-- START Data lines --
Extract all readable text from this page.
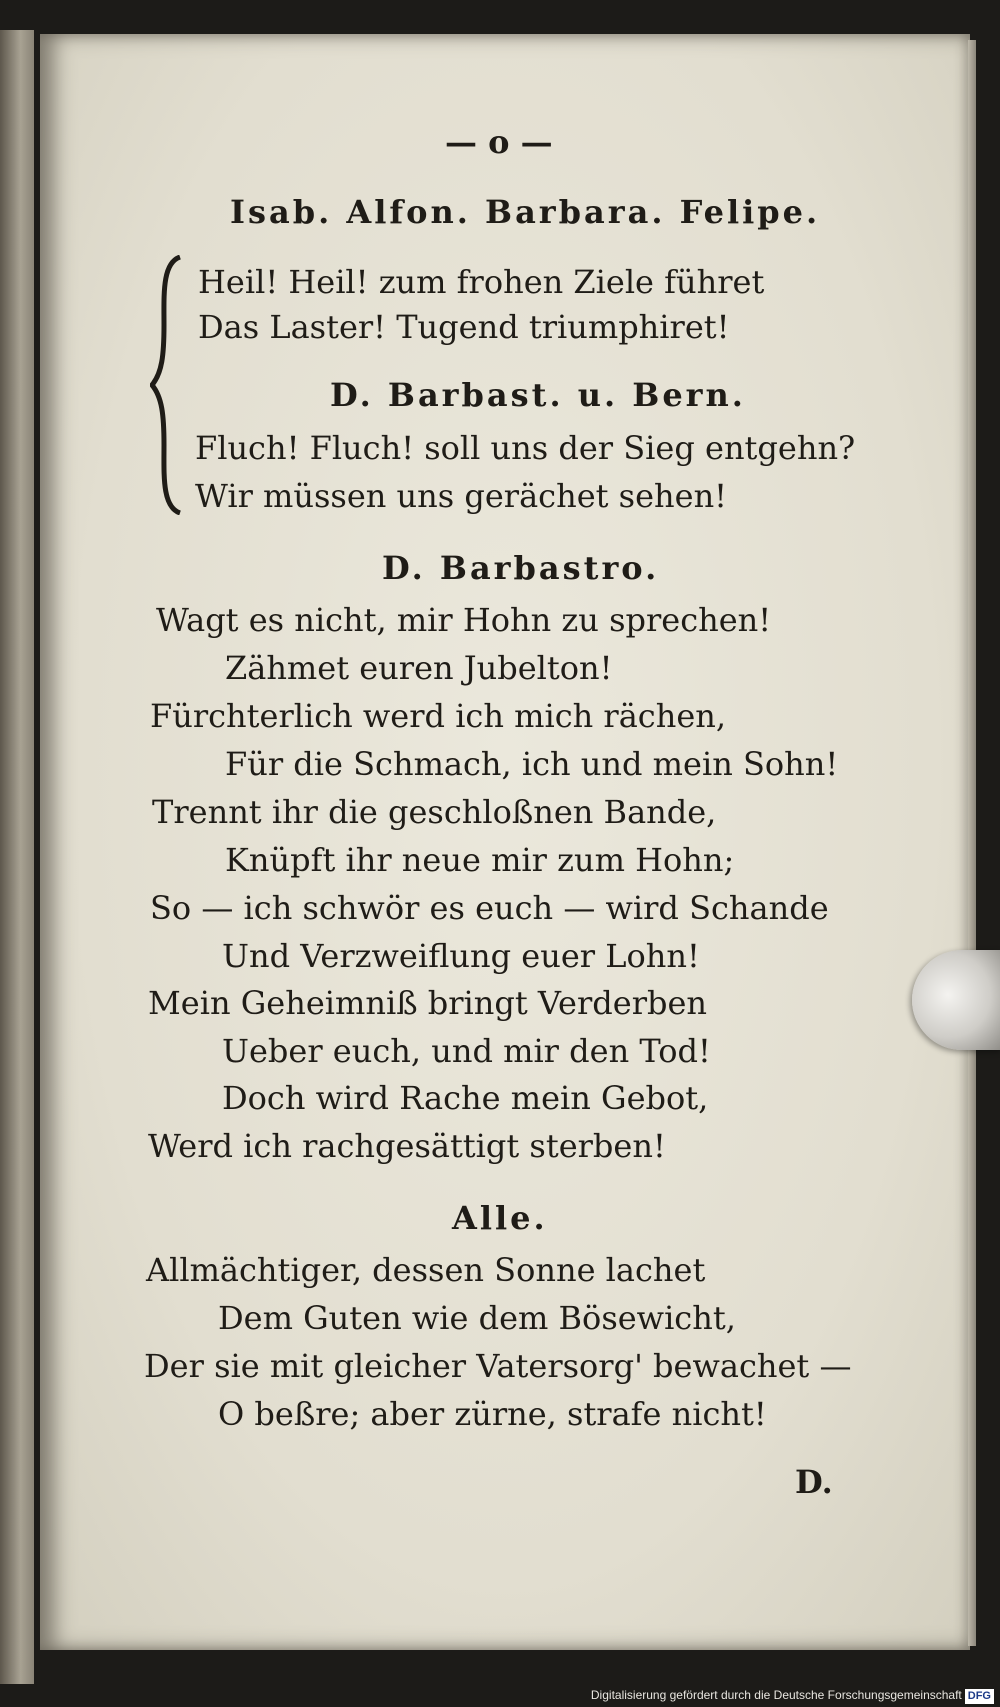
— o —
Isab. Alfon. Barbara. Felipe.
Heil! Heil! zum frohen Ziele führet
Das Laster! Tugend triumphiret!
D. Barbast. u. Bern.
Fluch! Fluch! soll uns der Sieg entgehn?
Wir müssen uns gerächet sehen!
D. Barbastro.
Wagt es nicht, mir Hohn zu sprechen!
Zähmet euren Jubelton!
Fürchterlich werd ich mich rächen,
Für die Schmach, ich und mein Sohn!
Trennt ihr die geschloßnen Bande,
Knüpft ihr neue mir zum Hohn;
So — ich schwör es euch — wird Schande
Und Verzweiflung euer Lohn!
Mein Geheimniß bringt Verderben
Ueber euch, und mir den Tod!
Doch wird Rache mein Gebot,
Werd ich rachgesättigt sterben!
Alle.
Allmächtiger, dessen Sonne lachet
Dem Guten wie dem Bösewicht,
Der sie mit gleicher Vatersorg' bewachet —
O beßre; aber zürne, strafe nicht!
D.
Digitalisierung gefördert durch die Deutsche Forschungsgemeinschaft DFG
-- END Data lines --
-- START Data lines --
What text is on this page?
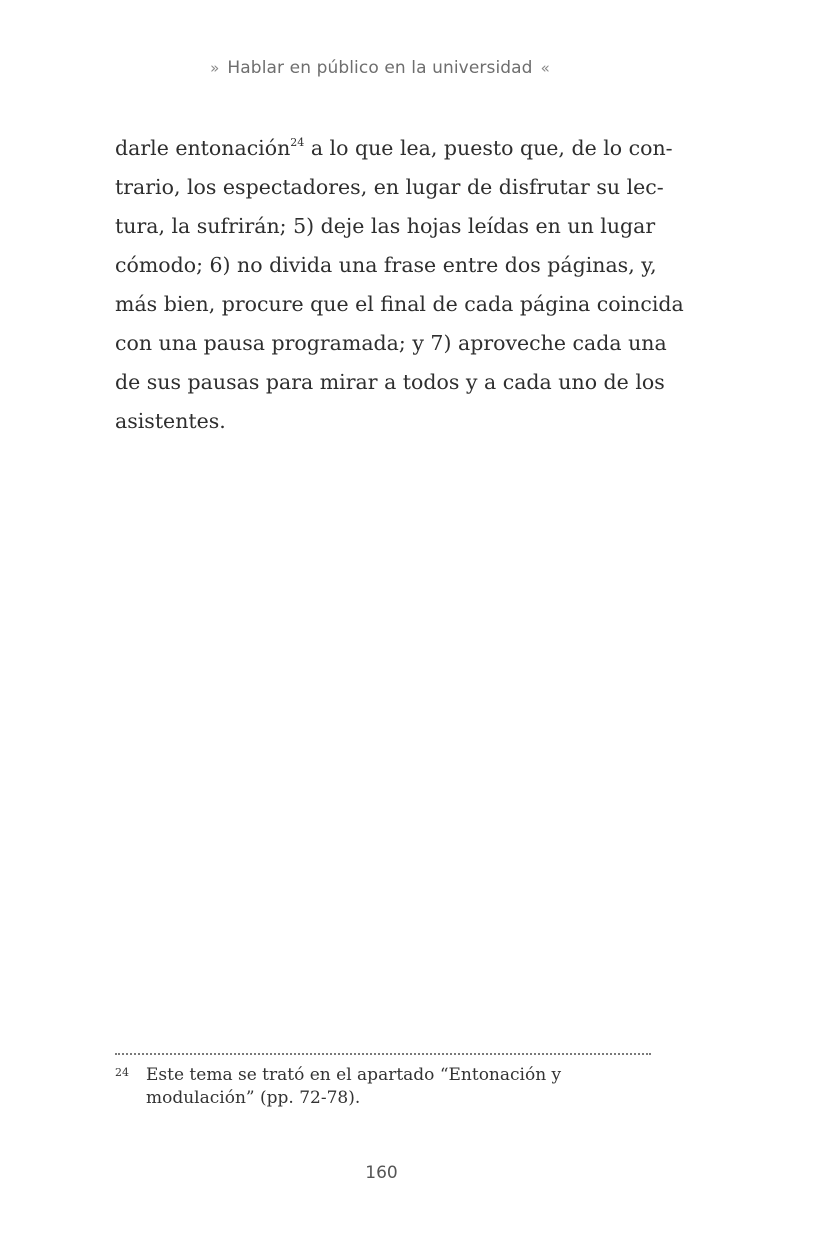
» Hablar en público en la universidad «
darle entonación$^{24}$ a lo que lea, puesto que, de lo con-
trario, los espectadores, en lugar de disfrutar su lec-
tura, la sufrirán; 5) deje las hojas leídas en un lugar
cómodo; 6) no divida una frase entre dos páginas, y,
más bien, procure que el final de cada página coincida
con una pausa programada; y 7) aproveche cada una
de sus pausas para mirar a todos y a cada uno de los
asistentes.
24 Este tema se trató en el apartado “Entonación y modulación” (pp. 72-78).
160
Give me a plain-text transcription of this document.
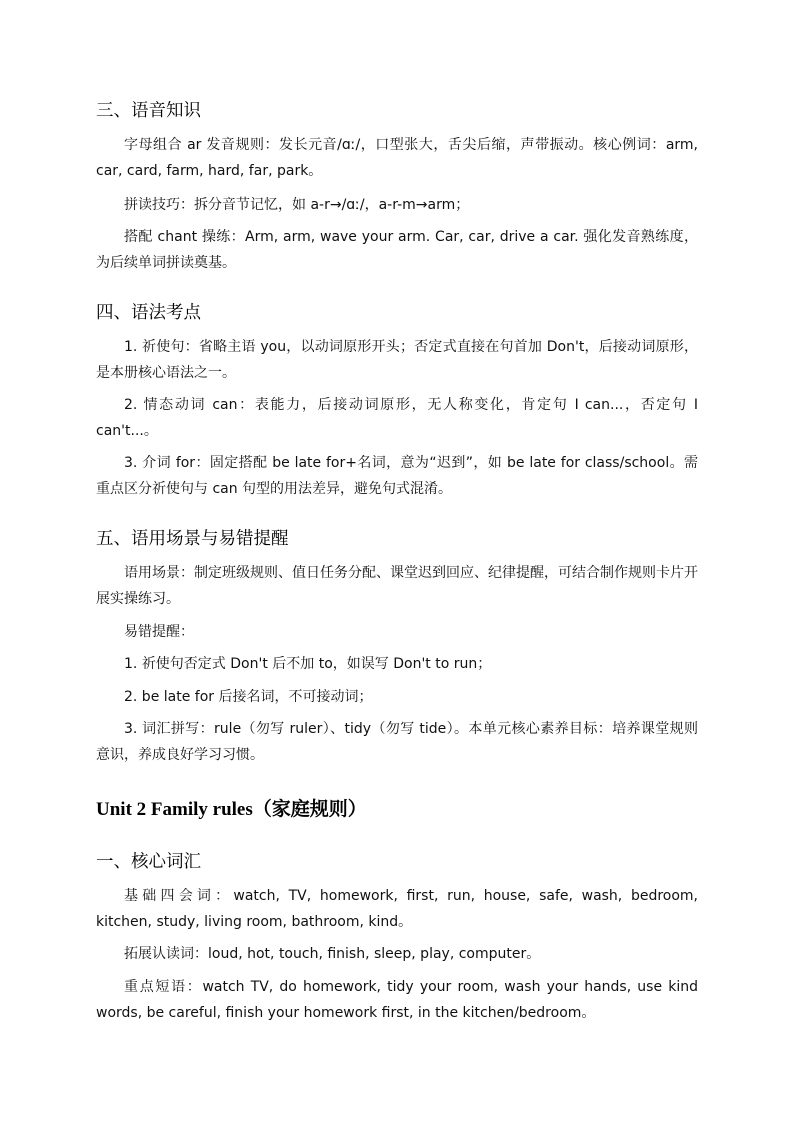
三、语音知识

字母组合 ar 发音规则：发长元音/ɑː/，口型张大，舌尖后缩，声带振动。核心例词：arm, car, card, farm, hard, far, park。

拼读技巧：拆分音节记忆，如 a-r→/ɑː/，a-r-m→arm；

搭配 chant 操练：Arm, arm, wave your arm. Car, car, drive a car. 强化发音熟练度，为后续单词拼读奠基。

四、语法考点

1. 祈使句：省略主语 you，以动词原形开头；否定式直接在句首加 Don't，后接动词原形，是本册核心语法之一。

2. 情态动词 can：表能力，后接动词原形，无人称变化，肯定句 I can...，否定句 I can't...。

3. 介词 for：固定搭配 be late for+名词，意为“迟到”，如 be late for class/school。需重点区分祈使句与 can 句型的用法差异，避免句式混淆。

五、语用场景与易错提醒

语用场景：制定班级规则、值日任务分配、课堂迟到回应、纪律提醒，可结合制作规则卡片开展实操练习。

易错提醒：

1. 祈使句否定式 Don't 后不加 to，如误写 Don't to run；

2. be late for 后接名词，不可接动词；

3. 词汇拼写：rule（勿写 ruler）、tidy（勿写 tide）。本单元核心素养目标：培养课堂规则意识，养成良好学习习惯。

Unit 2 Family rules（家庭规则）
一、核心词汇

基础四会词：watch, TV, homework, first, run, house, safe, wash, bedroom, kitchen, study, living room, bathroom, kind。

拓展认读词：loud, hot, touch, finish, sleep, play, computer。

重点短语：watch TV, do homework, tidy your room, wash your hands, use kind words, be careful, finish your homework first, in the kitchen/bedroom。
-- END Data lines --
-- START Data lines --
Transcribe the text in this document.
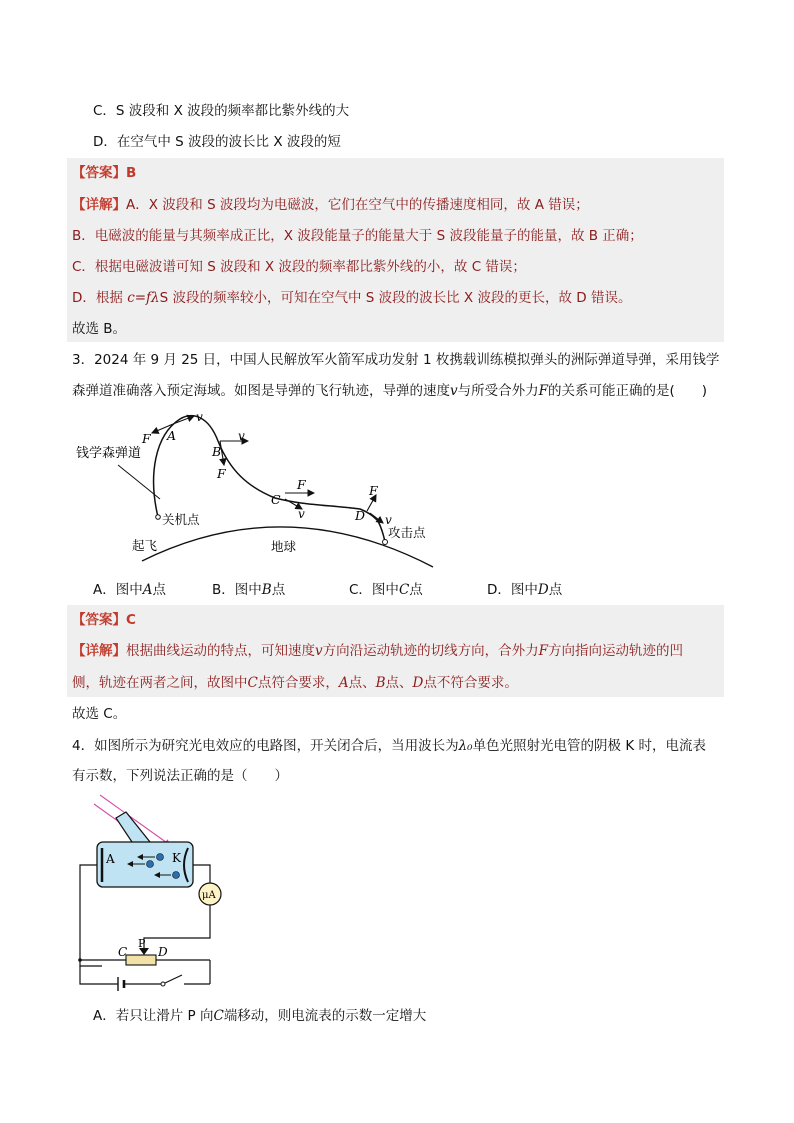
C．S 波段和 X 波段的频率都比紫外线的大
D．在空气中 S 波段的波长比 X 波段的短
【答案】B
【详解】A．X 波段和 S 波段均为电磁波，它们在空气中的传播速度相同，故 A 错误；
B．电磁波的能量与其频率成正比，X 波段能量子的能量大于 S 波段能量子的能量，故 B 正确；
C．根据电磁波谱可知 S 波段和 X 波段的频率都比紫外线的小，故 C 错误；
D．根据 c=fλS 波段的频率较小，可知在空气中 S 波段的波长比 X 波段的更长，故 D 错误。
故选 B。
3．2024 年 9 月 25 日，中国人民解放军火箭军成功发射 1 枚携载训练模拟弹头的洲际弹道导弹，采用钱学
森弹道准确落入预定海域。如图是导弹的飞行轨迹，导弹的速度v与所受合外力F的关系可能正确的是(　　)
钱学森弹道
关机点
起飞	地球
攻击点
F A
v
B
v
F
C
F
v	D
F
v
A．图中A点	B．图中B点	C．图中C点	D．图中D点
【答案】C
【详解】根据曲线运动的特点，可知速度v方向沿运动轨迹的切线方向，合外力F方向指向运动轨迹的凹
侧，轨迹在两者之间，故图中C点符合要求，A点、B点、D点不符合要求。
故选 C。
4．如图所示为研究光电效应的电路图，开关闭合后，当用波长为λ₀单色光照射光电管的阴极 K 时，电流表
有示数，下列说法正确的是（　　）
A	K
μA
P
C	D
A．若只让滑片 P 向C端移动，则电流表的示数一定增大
-- END Data lines --
● **Required task**
Copy all lines of the listing above that contain the string "wird".

● **Response to the exercise**
So — ich schwör es euch — wird Schande
Doch wird Rache mein Gebot,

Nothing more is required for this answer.